Data entries:
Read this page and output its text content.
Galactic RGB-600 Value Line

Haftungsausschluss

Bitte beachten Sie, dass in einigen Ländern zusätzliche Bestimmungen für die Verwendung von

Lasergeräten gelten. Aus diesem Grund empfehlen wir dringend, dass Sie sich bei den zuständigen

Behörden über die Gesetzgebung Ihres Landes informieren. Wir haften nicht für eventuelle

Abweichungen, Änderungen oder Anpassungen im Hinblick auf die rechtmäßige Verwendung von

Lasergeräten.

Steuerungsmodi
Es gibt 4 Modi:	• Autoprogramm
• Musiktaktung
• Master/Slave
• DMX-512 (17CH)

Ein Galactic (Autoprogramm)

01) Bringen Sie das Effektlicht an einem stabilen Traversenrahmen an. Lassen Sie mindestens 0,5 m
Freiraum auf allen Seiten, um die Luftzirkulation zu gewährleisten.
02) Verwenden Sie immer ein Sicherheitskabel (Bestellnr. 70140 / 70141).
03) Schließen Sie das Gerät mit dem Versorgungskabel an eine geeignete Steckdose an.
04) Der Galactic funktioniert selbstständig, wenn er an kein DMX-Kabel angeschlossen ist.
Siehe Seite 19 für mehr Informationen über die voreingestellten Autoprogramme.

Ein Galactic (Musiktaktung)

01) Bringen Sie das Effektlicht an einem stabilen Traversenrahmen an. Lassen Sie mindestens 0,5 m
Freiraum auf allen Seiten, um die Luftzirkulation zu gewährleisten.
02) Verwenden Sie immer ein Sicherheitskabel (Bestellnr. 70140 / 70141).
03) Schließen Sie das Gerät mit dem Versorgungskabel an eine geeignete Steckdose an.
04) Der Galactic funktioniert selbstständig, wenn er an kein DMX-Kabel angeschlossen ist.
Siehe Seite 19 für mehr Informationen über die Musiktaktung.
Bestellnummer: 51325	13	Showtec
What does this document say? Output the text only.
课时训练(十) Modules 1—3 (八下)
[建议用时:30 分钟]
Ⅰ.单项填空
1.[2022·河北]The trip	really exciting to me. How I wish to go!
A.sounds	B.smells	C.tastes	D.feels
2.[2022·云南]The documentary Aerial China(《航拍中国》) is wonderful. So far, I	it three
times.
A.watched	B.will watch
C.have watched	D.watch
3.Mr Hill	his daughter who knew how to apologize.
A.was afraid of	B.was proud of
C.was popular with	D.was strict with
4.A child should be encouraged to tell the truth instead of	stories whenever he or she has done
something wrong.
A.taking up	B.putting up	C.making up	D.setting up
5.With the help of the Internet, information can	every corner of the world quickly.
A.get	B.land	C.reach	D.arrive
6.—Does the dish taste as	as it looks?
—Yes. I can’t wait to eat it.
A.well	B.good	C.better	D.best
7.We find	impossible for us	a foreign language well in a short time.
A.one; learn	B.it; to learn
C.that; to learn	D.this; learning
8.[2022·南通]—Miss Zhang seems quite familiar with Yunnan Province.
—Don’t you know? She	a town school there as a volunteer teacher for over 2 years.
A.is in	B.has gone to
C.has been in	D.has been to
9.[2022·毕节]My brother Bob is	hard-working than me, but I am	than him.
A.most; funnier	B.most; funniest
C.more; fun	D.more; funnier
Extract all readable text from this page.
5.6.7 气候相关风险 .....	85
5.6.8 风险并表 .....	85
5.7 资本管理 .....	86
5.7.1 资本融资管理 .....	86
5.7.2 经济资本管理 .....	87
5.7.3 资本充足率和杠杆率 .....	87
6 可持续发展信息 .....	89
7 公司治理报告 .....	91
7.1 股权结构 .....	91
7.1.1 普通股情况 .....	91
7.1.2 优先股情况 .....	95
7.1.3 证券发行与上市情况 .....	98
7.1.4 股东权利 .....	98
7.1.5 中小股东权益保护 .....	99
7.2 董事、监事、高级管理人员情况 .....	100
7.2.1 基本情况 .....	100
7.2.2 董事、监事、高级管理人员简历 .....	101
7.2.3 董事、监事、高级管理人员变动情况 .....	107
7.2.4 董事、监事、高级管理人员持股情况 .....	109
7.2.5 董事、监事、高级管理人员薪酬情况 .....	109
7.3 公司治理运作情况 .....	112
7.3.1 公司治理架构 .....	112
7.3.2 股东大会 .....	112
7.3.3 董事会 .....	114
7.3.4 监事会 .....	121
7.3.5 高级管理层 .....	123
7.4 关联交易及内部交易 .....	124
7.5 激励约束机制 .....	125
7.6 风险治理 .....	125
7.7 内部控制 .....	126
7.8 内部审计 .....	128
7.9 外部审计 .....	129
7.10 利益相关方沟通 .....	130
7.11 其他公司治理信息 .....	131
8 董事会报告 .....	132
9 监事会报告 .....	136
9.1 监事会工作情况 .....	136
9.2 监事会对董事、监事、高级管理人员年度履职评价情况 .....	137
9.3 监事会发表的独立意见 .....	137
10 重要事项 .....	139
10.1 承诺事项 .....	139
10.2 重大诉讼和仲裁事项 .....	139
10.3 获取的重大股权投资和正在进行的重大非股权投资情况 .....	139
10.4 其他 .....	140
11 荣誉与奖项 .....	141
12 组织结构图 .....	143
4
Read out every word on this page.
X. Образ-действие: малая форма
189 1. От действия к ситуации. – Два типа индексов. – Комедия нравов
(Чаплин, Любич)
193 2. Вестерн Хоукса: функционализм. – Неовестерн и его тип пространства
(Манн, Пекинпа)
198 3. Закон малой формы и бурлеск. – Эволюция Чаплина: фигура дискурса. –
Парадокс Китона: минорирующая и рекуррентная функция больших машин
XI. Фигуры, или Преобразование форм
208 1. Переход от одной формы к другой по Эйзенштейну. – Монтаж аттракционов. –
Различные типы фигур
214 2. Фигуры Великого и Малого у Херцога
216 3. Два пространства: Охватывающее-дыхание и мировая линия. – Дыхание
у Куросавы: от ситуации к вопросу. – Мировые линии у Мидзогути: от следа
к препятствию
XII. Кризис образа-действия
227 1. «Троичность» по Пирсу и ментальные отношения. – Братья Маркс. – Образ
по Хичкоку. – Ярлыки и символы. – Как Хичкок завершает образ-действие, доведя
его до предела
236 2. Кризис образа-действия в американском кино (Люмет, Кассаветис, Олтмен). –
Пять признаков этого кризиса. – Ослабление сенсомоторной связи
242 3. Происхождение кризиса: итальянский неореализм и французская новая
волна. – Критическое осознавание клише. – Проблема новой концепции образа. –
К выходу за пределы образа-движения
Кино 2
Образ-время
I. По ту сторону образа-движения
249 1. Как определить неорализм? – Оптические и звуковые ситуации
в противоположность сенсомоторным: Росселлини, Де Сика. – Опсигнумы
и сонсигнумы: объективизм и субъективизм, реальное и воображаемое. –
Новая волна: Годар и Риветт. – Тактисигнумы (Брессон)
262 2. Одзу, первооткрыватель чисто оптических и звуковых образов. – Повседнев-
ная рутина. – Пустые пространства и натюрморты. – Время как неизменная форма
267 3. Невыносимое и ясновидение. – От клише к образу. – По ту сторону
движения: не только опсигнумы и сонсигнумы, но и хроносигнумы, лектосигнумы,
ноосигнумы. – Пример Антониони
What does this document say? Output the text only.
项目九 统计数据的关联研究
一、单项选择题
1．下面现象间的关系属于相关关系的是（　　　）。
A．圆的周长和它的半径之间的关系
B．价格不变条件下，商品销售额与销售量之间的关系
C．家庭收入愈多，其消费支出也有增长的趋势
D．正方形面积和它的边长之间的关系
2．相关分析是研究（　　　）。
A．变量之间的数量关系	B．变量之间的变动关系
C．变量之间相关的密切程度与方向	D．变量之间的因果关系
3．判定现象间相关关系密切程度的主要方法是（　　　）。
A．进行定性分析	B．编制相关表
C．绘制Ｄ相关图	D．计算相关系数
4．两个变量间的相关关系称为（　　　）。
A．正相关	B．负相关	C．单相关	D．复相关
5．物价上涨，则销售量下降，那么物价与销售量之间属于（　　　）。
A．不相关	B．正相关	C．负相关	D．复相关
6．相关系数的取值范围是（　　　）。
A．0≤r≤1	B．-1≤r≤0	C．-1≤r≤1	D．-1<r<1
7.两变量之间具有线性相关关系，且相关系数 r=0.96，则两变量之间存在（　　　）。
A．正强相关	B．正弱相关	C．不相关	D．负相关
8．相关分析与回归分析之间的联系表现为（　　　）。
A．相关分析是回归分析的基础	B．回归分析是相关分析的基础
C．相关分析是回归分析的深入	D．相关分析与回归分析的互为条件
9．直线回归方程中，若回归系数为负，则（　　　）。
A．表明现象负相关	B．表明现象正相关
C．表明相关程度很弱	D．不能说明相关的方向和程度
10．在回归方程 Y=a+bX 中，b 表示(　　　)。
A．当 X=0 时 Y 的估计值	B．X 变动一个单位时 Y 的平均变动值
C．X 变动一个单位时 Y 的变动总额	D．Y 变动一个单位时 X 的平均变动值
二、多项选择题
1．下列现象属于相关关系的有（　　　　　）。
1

■ DO THIS ■
Identify each line holding the string "действие", and copy it out.

■ ANSWER ■
X. Образ-действие: малая форма
по Хичкоку. – Ярлыки и символы. – Как Хичкок завершает образ-действие, доведя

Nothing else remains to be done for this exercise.